→ **STATED PROBLEM**
Pull every line containing "signal" out of the material below.

** START RECORDED DATA **

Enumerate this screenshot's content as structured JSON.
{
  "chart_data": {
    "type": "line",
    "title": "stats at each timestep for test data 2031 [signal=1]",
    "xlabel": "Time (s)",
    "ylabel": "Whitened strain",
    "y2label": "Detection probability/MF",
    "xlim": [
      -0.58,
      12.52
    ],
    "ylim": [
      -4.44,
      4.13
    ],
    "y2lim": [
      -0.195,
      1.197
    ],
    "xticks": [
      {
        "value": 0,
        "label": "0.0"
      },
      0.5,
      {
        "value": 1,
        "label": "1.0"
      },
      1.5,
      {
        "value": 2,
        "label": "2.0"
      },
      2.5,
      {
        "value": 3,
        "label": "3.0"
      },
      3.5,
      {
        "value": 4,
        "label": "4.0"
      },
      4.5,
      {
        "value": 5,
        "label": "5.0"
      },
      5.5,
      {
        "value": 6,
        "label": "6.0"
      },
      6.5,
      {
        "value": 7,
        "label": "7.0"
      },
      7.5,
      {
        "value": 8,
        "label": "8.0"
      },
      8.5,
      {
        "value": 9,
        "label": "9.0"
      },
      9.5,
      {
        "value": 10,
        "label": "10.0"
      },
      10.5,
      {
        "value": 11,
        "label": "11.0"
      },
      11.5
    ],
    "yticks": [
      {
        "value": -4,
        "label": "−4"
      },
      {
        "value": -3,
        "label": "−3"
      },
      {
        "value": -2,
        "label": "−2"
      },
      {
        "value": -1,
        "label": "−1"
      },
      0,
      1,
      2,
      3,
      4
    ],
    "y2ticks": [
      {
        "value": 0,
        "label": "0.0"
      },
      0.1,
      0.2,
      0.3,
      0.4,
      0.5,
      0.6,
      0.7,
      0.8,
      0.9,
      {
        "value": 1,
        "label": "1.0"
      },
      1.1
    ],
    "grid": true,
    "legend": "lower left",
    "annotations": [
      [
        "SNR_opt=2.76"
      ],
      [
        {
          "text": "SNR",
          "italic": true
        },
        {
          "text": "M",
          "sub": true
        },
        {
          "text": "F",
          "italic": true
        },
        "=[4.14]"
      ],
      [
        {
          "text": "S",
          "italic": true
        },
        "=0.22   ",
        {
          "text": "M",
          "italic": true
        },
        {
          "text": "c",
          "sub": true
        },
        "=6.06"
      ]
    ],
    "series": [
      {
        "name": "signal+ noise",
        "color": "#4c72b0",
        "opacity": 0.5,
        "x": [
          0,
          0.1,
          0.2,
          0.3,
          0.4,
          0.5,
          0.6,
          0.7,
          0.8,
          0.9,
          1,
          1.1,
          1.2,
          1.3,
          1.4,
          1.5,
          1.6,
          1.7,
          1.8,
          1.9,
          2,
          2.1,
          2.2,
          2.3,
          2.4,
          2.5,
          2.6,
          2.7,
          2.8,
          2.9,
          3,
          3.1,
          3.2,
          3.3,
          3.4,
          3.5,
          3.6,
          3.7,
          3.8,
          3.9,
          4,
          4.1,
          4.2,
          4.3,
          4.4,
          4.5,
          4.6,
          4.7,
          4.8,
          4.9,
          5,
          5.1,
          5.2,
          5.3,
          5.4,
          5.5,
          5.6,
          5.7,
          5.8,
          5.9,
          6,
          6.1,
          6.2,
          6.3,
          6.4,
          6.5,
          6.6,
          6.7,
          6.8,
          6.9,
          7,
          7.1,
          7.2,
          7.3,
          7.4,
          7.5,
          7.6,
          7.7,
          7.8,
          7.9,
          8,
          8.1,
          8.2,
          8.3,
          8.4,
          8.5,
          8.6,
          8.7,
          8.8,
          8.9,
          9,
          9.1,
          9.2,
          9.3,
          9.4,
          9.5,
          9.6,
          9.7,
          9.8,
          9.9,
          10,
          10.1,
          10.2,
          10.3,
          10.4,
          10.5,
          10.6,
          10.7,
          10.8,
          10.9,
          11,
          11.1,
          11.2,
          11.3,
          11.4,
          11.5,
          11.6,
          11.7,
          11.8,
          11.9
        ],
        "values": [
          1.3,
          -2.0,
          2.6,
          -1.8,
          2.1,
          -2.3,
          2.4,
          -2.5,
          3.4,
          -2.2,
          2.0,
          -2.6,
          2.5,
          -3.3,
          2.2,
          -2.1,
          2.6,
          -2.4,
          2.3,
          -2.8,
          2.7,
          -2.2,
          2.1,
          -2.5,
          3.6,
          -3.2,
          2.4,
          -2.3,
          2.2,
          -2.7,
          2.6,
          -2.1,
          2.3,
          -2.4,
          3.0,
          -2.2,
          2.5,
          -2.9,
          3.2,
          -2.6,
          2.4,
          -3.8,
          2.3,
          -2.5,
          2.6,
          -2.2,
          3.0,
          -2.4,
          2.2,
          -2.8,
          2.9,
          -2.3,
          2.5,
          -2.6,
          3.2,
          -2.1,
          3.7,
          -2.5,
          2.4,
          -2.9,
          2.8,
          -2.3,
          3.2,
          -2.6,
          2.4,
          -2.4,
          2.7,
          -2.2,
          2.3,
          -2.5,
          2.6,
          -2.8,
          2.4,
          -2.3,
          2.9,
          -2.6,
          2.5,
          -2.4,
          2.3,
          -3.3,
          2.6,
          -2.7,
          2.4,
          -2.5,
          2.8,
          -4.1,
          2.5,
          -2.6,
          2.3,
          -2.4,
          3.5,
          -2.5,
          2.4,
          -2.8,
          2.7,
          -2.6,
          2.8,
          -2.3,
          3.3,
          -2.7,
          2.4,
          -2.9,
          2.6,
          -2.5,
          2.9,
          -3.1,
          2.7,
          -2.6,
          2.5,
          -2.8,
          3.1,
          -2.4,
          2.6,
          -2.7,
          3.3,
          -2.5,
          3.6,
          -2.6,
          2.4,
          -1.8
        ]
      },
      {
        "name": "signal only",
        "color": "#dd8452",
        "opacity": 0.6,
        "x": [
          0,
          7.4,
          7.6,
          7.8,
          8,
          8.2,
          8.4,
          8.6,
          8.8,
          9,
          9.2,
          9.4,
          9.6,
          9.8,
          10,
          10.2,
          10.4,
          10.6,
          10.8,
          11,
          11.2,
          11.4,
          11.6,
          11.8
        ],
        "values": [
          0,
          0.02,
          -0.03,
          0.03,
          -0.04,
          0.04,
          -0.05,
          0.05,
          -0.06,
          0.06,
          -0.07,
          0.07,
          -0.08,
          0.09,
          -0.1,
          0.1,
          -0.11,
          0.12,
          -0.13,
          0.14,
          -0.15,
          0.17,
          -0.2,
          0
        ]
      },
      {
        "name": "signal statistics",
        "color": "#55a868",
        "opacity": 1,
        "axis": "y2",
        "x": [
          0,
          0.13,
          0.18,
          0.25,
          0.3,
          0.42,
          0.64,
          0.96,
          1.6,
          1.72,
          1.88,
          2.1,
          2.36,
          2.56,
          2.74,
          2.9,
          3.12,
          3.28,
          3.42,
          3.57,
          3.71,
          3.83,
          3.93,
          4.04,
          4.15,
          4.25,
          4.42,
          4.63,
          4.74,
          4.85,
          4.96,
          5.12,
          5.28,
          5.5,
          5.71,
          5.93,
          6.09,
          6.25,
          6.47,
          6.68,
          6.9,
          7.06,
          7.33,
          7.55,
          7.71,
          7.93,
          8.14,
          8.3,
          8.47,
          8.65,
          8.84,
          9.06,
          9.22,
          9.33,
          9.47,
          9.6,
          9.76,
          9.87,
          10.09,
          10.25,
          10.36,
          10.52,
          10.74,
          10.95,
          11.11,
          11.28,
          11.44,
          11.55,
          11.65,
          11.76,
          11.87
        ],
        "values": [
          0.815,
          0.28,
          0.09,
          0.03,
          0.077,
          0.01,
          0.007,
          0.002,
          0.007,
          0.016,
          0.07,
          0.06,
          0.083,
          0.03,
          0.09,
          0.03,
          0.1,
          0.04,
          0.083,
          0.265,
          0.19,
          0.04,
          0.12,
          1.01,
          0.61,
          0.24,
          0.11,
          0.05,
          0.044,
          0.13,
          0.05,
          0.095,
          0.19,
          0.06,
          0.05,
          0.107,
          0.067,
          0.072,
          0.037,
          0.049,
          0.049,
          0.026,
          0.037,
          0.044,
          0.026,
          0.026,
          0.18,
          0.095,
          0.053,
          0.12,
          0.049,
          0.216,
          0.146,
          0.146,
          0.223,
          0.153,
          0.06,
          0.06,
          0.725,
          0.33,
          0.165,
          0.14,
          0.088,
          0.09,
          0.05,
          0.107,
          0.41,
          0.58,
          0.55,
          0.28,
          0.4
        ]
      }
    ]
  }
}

** END RECORDED DATA **

→ **CORRECT RESPONSE**
    "title": "stats at each timestep for test data 2031 [signal=1]",
        "name": "signal+ noise",
        "name": "signal only",
        "name": "signal statistics",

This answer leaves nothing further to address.